• [REQUIRED TASK]:
Look for the string "usage" in the lines and copy each line that has it.

• [INPUT DATA]:
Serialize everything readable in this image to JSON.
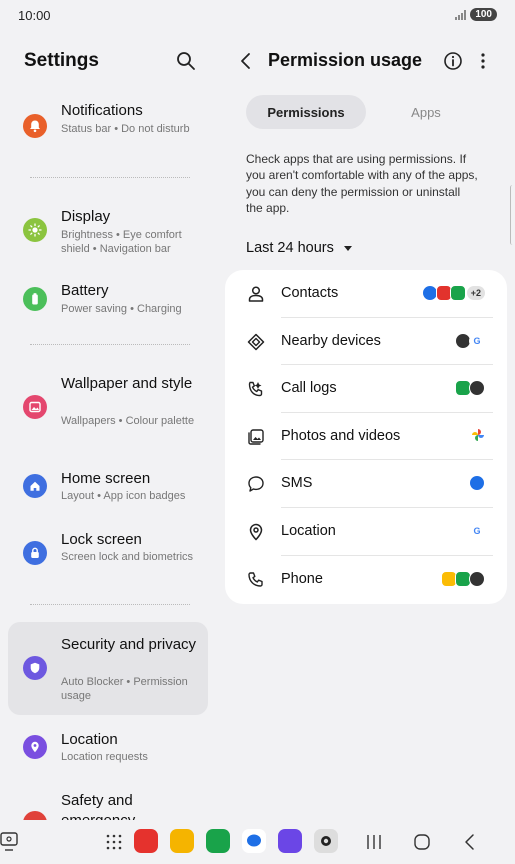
{
  "status_bar": {
    "time": "10:00",
    "battery": "100"
  },
  "left_panel": {
    "title": "Settings",
    "items": [
      {
        "id": "notifications",
        "title": "Notifications",
        "subtitle": "Status bar • Do not disturb",
        "color": "#e9602a"
      },
      {
        "id": "display",
        "title": "Display",
        "subtitle": "Brightness • Eye comfort shield • Navigation bar",
        "color": "#8bc43f"
      },
      {
        "id": "battery",
        "title": "Battery",
        "subtitle": "Power saving • Charging",
        "color": "#4cbf5a"
      },
      {
        "id": "wallpaper",
        "title": "Wallpaper and style",
        "subtitle": "Wallpapers • Colour palette",
        "color": "#e4476e"
      },
      {
        "id": "home",
        "title": "Home screen",
        "subtitle": "Layout • App icon badges",
        "color": "#3f6fe0"
      },
      {
        "id": "lock",
        "title": "Lock screen",
        "subtitle": "Screen lock and biometrics",
        "color": "#3f6fe0"
      },
      {
        "id": "security",
        "title": "Security and privacy",
        "subtitle": "Auto Blocker • Permission usage",
        "color": "#6d58e0"
      },
      {
        "id": "location",
        "title": "Location",
        "subtitle": "Location requests",
        "color": "#7a4fe0"
      },
      {
        "id": "safety",
        "title": "Safety and emergency",
        "subtitle": "",
        "color": "#e0423a"
      }
    ]
  },
  "right_panel": {
    "title": "Permission usage",
    "tabs": [
      {
        "label": "Permissions",
        "active": true
      },
      {
        "label": "Apps",
        "active": false
      }
    ],
    "description": "Check apps that are using permissions. If you aren't comfortable with any of the apps, you can deny the permission or uninstall the app.",
    "filter": "Last 24 hours",
    "permissions": [
      {
        "label": "Contacts",
        "icon": "person-icon",
        "extra": "+2"
      },
      {
        "label": "Nearby devices",
        "icon": "nearby-devices-icon"
      },
      {
        "label": "Call logs",
        "icon": "call-log-icon"
      },
      {
        "label": "Photos and videos",
        "icon": "photo-icon"
      },
      {
        "label": "SMS",
        "icon": "message-bubble-icon"
      },
      {
        "label": "Location",
        "icon": "location-pin-icon"
      },
      {
        "label": "Phone",
        "icon": "phone-icon"
      }
    ]
  }
}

• [EXERCISE ANSWER]:
        "subtitle": "Auto Blocker • Permission usage",
    "title": "Permission usage",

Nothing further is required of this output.